◆ Request:
Read through the entries below and return each line with the word "компрессором".

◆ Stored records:
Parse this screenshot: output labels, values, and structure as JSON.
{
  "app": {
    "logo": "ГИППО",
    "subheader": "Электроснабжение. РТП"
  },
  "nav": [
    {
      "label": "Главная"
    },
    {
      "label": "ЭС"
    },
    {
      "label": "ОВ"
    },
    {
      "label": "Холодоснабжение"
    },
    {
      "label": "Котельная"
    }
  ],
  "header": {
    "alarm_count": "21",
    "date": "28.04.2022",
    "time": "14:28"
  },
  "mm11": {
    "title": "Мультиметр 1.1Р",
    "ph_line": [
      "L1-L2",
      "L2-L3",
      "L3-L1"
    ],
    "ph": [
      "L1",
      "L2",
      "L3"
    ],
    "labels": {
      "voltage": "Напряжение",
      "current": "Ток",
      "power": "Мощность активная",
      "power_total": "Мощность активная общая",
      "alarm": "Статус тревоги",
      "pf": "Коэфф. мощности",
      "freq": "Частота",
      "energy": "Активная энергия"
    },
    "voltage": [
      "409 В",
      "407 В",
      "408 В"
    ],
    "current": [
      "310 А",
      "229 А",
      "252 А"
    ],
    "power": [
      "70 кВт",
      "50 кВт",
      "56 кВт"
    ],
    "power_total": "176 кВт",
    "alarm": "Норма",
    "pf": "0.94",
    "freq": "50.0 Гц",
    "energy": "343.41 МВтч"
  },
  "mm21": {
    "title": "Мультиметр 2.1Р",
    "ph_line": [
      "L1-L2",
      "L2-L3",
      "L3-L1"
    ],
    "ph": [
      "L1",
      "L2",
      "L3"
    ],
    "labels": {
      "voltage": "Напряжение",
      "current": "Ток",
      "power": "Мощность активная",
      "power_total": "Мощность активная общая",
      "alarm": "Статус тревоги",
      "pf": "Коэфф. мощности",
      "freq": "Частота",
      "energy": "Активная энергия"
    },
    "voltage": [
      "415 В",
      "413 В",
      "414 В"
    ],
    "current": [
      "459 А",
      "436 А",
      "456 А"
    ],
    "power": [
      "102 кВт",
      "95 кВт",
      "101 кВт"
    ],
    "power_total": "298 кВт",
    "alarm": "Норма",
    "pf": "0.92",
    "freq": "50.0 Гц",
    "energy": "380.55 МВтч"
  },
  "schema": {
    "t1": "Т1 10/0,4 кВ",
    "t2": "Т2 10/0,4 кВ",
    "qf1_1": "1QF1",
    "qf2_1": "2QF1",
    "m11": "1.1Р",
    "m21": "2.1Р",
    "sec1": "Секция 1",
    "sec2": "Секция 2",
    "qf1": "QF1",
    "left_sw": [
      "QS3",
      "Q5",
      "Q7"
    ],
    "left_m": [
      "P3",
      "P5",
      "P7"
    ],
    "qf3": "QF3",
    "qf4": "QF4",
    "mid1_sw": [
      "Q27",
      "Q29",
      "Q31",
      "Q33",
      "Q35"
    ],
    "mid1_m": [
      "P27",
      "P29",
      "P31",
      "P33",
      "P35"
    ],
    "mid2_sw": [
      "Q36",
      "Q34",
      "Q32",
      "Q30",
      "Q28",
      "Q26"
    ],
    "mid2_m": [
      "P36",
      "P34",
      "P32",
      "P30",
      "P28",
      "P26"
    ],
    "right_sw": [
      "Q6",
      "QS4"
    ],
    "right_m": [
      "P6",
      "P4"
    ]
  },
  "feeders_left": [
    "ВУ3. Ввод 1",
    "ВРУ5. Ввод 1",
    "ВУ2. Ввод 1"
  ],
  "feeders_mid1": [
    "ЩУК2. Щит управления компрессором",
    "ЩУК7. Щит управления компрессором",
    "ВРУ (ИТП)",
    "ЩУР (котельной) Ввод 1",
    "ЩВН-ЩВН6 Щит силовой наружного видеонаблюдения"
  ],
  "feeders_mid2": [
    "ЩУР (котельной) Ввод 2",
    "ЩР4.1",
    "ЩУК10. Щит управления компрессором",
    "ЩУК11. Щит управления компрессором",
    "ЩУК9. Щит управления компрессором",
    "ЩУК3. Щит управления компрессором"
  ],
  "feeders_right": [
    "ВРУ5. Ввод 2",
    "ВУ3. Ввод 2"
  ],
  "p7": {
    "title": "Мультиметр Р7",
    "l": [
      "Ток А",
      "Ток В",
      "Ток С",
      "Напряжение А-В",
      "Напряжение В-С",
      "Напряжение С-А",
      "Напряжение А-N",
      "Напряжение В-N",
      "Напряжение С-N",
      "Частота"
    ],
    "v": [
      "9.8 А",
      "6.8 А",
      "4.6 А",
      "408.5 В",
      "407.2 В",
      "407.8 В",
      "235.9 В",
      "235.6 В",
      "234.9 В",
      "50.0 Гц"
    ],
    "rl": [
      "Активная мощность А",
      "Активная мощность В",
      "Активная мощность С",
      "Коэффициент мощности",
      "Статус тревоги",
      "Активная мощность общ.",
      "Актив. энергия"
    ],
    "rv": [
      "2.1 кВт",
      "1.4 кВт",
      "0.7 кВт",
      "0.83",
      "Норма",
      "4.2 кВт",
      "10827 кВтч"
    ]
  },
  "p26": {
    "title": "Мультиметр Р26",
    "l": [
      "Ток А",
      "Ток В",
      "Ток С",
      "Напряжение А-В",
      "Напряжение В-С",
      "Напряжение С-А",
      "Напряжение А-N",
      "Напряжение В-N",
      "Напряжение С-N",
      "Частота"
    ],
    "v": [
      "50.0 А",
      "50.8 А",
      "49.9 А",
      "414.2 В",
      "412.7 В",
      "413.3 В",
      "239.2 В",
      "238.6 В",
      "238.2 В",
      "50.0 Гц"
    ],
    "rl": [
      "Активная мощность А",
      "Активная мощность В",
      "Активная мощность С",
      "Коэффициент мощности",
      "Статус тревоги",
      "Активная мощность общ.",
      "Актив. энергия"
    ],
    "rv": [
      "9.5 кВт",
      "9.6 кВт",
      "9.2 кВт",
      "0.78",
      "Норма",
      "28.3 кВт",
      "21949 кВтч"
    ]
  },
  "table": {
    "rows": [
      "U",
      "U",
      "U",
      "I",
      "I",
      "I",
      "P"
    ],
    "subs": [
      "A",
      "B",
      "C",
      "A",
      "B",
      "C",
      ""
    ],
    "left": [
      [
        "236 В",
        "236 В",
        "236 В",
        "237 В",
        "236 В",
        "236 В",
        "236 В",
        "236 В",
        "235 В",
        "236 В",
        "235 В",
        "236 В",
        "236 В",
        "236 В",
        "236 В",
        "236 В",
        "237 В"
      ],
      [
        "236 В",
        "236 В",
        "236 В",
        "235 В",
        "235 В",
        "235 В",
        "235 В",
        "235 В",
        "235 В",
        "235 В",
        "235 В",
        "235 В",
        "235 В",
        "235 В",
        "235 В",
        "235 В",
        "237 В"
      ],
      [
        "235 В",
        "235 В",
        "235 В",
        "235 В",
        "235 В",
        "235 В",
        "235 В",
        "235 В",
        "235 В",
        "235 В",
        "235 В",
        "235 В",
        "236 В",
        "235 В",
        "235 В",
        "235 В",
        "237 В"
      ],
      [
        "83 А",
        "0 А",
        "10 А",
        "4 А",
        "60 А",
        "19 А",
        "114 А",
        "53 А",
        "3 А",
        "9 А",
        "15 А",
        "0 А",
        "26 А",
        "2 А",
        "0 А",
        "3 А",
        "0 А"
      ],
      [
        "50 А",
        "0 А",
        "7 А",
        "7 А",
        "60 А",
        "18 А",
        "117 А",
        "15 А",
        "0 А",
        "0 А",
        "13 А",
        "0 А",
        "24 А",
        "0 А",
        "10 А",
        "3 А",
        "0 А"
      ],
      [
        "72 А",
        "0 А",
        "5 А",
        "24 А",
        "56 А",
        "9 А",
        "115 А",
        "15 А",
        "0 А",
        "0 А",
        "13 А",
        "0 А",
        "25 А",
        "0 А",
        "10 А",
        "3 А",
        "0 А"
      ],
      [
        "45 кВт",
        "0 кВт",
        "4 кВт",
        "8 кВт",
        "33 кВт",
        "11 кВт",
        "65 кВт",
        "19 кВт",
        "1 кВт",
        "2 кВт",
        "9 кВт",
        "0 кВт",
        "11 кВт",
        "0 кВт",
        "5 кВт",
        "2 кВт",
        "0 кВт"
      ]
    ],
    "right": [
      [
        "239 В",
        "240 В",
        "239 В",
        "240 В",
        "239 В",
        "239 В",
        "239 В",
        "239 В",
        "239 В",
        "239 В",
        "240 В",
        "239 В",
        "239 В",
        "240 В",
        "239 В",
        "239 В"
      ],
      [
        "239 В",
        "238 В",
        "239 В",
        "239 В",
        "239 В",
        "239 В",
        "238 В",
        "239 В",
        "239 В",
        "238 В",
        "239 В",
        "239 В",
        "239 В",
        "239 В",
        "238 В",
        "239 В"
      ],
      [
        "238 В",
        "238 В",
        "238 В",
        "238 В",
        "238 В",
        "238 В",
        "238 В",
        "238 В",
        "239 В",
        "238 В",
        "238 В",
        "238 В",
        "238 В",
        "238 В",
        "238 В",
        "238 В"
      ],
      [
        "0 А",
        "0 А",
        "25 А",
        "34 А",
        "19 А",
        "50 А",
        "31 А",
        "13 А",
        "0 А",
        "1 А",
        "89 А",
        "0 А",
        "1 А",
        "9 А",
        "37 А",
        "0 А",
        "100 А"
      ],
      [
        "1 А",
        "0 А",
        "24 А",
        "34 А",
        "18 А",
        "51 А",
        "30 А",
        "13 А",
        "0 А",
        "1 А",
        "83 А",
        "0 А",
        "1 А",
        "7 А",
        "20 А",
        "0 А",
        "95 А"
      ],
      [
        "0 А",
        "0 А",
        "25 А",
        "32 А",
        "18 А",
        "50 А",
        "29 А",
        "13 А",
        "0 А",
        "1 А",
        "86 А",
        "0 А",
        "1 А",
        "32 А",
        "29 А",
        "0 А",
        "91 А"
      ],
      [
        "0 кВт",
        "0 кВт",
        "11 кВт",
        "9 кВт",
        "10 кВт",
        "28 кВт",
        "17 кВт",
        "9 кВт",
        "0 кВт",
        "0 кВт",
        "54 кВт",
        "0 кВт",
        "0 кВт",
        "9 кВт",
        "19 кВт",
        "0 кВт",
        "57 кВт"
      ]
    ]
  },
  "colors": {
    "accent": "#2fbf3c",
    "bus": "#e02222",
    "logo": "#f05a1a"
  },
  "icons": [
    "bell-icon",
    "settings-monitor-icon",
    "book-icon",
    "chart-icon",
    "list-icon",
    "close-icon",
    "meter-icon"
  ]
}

◆ Output:
    "ЩУК2. Щит управления компрессором",
    "ЩУК7. Щит управления компрессором",
    "ЩУК10. Щит управления компрессором",
    "ЩУК11. Щит управления компрессором",
    "ЩУК9. Щит управления компрессором",
    "ЩУК3. Щит управления компрессором"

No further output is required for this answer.